Search the entries for the word "help" and pull out each line that has it.

========================================================================

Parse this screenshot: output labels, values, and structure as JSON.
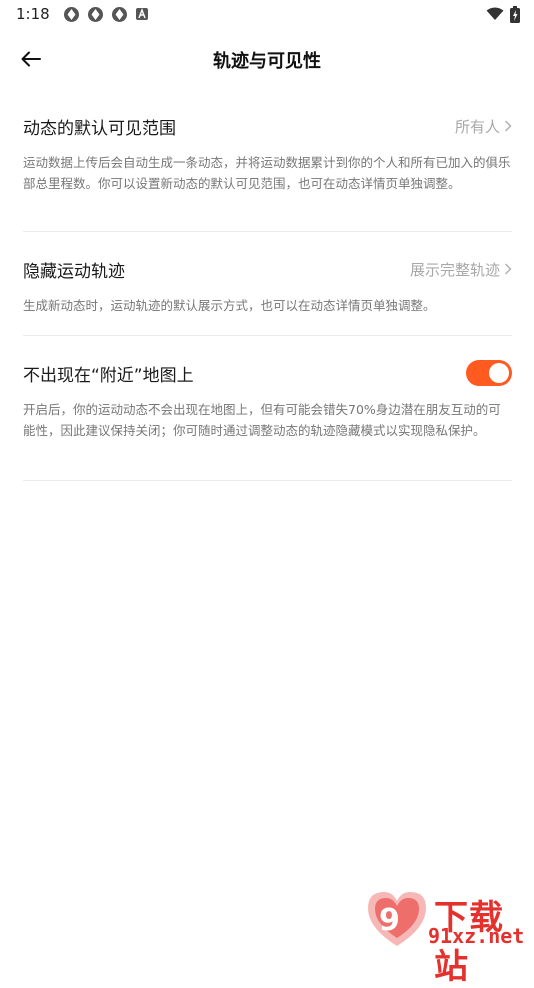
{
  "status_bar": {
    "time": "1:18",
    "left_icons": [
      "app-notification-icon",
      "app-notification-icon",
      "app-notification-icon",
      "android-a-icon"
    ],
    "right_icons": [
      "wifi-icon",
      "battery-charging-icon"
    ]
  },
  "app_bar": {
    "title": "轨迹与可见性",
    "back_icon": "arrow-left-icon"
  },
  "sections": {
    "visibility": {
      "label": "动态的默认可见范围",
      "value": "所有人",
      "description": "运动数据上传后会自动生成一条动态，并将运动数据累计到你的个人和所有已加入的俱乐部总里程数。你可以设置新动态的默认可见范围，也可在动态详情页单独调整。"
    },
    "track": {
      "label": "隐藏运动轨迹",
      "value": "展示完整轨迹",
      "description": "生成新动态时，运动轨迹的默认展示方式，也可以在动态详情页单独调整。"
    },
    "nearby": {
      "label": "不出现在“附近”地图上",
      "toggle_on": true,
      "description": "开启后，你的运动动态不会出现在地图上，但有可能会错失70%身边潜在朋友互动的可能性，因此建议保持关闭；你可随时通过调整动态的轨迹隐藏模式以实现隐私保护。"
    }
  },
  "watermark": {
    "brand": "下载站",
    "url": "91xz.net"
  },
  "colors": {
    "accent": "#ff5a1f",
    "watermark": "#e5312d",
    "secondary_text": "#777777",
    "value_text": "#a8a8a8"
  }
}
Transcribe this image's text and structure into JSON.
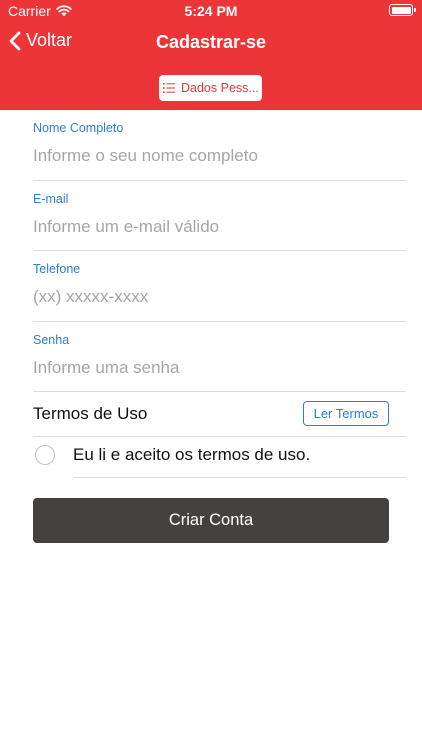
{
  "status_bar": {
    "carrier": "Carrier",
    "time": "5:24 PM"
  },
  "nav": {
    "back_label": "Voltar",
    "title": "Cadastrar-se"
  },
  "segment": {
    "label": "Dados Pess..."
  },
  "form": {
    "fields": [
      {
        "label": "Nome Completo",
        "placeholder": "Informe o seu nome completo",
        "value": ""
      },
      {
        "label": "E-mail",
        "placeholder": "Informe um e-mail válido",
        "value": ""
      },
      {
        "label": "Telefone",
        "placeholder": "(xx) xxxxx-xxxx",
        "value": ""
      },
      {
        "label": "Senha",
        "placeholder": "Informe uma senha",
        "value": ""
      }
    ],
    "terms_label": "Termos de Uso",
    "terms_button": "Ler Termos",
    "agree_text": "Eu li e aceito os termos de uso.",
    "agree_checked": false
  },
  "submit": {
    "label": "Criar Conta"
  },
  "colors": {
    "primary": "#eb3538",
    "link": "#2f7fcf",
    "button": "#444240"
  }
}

========================================================================

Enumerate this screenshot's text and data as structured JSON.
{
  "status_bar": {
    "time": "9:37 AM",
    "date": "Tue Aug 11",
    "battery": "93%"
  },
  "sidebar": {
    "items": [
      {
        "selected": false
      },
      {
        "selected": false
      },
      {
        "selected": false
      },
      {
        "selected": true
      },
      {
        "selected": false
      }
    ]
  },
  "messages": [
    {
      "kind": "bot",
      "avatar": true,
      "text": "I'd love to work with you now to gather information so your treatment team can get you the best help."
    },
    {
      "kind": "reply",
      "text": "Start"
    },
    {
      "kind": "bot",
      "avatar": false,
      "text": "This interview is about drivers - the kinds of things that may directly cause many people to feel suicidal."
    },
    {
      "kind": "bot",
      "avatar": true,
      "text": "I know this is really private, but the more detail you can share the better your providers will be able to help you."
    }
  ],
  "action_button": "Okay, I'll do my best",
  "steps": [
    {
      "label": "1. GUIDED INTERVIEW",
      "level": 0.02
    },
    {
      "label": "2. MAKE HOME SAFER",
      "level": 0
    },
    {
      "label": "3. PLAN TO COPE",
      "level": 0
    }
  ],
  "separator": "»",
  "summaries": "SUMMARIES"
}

========================================================================

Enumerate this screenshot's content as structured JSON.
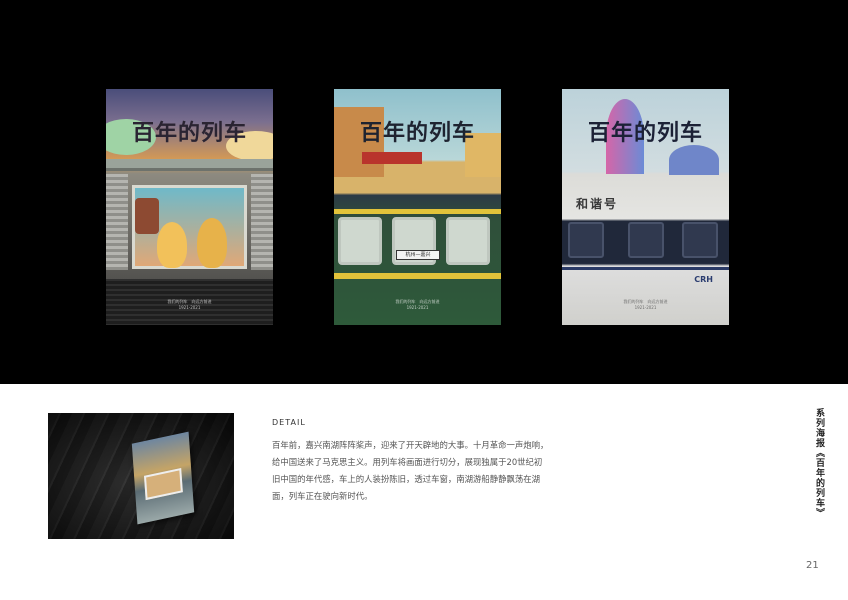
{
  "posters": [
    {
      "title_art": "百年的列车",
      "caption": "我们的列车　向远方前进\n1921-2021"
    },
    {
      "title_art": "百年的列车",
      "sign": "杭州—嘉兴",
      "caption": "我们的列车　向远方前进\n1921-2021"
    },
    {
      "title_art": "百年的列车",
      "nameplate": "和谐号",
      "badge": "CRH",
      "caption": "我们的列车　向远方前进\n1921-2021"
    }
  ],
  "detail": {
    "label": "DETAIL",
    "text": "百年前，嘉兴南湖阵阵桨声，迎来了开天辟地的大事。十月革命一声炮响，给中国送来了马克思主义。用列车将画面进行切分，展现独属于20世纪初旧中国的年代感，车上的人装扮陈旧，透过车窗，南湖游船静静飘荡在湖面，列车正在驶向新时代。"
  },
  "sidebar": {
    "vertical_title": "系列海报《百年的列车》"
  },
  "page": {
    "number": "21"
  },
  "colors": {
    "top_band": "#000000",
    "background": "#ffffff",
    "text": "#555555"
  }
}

========================================================================

◆ Answer to the problem:
      "text": "I'd love to work with you now to gather information so your treatment team can get you the best help."
      "text": "I know this is really private, but the more detail you can share the better your providers will be able to help you."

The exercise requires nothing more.